== Information provided ==

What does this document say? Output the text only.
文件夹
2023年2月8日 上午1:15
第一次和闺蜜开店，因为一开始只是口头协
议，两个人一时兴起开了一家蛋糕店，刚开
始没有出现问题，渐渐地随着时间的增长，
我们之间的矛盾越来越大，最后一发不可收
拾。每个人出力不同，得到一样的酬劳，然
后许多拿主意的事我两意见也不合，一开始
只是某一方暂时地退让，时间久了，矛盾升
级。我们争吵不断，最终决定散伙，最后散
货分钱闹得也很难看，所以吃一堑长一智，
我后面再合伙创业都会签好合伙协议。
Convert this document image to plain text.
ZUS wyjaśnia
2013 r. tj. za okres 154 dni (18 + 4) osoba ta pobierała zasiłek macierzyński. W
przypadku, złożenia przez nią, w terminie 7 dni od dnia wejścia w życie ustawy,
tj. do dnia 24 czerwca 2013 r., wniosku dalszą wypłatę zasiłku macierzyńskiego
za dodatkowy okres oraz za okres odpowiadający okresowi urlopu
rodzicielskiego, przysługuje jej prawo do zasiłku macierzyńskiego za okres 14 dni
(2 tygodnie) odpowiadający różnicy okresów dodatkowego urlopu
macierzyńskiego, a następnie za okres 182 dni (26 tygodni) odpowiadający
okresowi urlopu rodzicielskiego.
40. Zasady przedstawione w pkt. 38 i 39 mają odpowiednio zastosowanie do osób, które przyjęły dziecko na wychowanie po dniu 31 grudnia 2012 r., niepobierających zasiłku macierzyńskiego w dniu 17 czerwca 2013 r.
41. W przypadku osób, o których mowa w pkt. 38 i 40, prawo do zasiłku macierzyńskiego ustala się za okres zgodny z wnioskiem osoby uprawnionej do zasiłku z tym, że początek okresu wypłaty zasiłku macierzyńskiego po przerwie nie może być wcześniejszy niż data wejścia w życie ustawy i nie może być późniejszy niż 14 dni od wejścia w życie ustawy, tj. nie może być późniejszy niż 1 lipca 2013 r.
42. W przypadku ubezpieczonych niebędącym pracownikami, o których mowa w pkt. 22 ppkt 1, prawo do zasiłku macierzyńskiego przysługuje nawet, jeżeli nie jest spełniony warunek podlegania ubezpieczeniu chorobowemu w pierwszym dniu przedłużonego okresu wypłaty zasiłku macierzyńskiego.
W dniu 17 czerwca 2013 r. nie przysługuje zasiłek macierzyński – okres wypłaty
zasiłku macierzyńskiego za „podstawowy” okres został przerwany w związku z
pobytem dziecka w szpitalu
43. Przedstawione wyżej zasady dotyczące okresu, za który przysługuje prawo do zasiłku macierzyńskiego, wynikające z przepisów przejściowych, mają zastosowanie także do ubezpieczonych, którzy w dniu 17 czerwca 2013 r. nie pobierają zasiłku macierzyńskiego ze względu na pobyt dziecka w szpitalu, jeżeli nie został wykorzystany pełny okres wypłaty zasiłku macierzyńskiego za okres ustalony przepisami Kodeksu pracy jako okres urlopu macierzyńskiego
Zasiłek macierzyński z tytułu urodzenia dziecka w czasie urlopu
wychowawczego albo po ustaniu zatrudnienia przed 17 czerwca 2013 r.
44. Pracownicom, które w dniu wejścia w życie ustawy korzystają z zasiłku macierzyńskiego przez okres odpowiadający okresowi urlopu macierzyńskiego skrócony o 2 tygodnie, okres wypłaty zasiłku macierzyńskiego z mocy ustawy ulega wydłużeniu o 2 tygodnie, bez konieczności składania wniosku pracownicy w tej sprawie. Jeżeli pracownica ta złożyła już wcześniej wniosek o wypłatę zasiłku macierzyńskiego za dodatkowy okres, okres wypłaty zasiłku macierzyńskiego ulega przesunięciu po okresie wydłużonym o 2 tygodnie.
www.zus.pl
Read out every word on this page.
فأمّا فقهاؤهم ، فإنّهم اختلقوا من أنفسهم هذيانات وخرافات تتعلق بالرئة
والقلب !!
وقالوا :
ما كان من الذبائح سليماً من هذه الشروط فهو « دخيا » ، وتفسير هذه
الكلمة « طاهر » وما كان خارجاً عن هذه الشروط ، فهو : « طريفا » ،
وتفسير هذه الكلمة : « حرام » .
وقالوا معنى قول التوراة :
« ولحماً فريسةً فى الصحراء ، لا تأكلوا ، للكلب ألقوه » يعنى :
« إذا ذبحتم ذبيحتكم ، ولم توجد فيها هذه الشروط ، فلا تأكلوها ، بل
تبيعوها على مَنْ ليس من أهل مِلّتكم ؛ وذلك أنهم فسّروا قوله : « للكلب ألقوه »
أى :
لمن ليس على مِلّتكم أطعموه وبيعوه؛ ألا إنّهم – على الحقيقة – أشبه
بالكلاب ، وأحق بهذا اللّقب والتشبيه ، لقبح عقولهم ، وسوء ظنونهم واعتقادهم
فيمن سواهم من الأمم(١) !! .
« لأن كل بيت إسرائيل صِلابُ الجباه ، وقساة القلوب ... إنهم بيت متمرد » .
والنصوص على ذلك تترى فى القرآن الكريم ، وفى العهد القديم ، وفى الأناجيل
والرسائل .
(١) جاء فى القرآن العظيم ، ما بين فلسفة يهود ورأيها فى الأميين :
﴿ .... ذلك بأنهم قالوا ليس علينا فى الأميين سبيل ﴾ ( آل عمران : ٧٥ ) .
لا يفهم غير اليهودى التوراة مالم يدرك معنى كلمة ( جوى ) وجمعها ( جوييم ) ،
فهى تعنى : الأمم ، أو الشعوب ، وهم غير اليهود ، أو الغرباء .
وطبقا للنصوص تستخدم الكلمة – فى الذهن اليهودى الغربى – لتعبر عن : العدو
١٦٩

===

Restate all of the entries above precisely.

What does this document say? Output the text only.
文件夹
2023年2月8日 上午1:15
第一次和闺蜜开店，因为一开始只是口头协
议，两个人一时兴起开了一家蛋糕店，刚开
始没有出现问题，渐渐地随着时间的增长，
我们之间的矛盾越来越大，最后一发不可收
拾。每个人出力不同，得到一样的酬劳，然
后许多拿主意的事我两意见也不合，一开始
只是某一方暂时地退让，时间久了，矛盾升
级。我们争吵不断，最终决定散伙，最后散
货分钱闹得也很难看，所以吃一堑长一智，
我后面再合伙创业都会签好合伙协议。
Convert this document image to plain text.
ZUS wyjaśnia
2013 r. tj. za okres 154 dni (18 + 4) osoba ta pobierała zasiłek macierzyński. W
przypadku, złożenia przez nią, w terminie 7 dni od dnia wejścia w życie ustawy,
tj. do dnia 24 czerwca 2013 r., wniosku dalszą wypłatę zasiłku macierzyńskiego
za dodatkowy okres oraz za okres odpowiadający okresowi urlopu
rodzicielskiego, przysługuje jej prawo do zasiłku macierzyńskiego za okres 14 dni
(2 tygodnie) odpowiadający różnicy okresów dodatkowego urlopu
macierzyńskiego, a następnie za okres 182 dni (26 tygodni) odpowiadający
okresowi urlopu rodzicielskiego.
40. Zasady przedstawione w pkt. 38 i 39 mają odpowiednio zastosowanie do osób, które przyjęły dziecko na wychowanie po dniu 31 grudnia 2012 r., niepobierających zasiłku macierzyńskiego w dniu 17 czerwca 2013 r.
41. W przypadku osób, o których mowa w pkt. 38 i 40, prawo do zasiłku macierzyńskiego ustala się za okres zgodny z wnioskiem osoby uprawnionej do zasiłku z tym, że początek okresu wypłaty zasiłku macierzyńskiego po przerwie nie może być wcześniejszy niż data wejścia w życie ustawy i nie może być późniejszy niż 14 dni od wejścia w życie ustawy, tj. nie może być późniejszy niż 1 lipca 2013 r.
42. W przypadku ubezpieczonych niebędącym pracownikami, o których mowa w pkt. 22 ppkt 1, prawo do zasiłku macierzyńskiego przysługuje nawet, jeżeli nie jest spełniony warunek podlegania ubezpieczeniu chorobowemu w pierwszym dniu przedłużonego okresu wypłaty zasiłku macierzyńskiego.
W dniu 17 czerwca 2013 r. nie przysługuje zasiłek macierzyński – okres wypłaty
zasiłku macierzyńskiego za „podstawowy” okres został przerwany w związku z
pobytem dziecka w szpitalu
43. Przedstawione wyżej zasady dotyczące okresu, za który przysługuje prawo do zasiłku macierzyńskiego, wynikające z przepisów przejściowych, mają zastosowanie także do ubezpieczonych, którzy w dniu 17 czerwca 2013 r. nie pobierają zasiłku macierzyńskiego ze względu na pobyt dziecka w szpitalu, jeżeli nie został wykorzystany pełny okres wypłaty zasiłku macierzyńskiego za okres ustalony przepisami Kodeksu pracy jako okres urlopu macierzyńskiego
Zasiłek macierzyński z tytułu urodzenia dziecka w czasie urlopu
wychowawczego albo po ustaniu zatrudnienia przed 17 czerwca 2013 r.
44. Pracownicom, które w dniu wejścia w życie ustawy korzystają z zasiłku macierzyńskiego przez okres odpowiadający okresowi urlopu macierzyńskiego skrócony o 2 tygodnie, okres wypłaty zasiłku macierzyńskiego z mocy ustawy ulega wydłużeniu o 2 tygodnie, bez konieczności składania wniosku pracownicy w tej sprawie. Jeżeli pracownica ta złożyła już wcześniej wniosek o wypłatę zasiłku macierzyńskiego za dodatkowy okres, okres wypłaty zasiłku macierzyńskiego ulega przesunięciu po okresie wydłużonym o 2 tygodnie.
www.zus.pl
Read out every word on this page.
فأمّا فقهاؤهم ، فإنّهم اختلقوا من أنفسهم هذيانات وخرافات تتعلق بالرئة
والقلب !!
وقالوا :
ما كان من الذبائح سليماً من هذه الشروط فهو « دخيا » ، وتفسير هذه
الكلمة « طاهر » وما كان خارجاً عن هذه الشروط ، فهو : « طريفا » ،
وتفسير هذه الكلمة : « حرام » .
وقالوا معنى قول التوراة :
« ولحماً فريسةً فى الصحراء ، لا تأكلوا ، للكلب ألقوه » يعنى :
« إذا ذبحتم ذبيحتكم ، ولم توجد فيها هذه الشروط ، فلا تأكلوها ، بل
تبيعوها على مَنْ ليس من أهل مِلّتكم ؛ وذلك أنهم فسّروا قوله : « للكلب ألقوه »
أى :
لمن ليس على مِلّتكم أطعموه وبيعوه؛ ألا إنّهم – على الحقيقة – أشبه
بالكلاب ، وأحق بهذا اللّقب والتشبيه ، لقبح عقولهم ، وسوء ظنونهم واعتقادهم
فيمن سواهم من الأمم(١) !! .
« لأن كل بيت إسرائيل صِلابُ الجباه ، وقساة القلوب ... إنهم بيت متمرد » .
والنصوص على ذلك تترى فى القرآن الكريم ، وفى العهد القديم ، وفى الأناجيل
والرسائل .
(١) جاء فى القرآن العظيم ، ما بين فلسفة يهود ورأيها فى الأميين :
﴿ .... ذلك بأنهم قالوا ليس علينا فى الأميين سبيل ﴾ ( آل عمران : ٧٥ ) .
لا يفهم غير اليهودى التوراة مالم يدرك معنى كلمة ( جوى ) وجمعها ( جوييم ) ،
فهى تعنى : الأمم ، أو الشعوب ، وهم غير اليهود ، أو الغرباء .
وطبقا للنصوص تستخدم الكلمة – فى الذهن اليهودى الغربى – لتعبر عن : العدو
١٦٩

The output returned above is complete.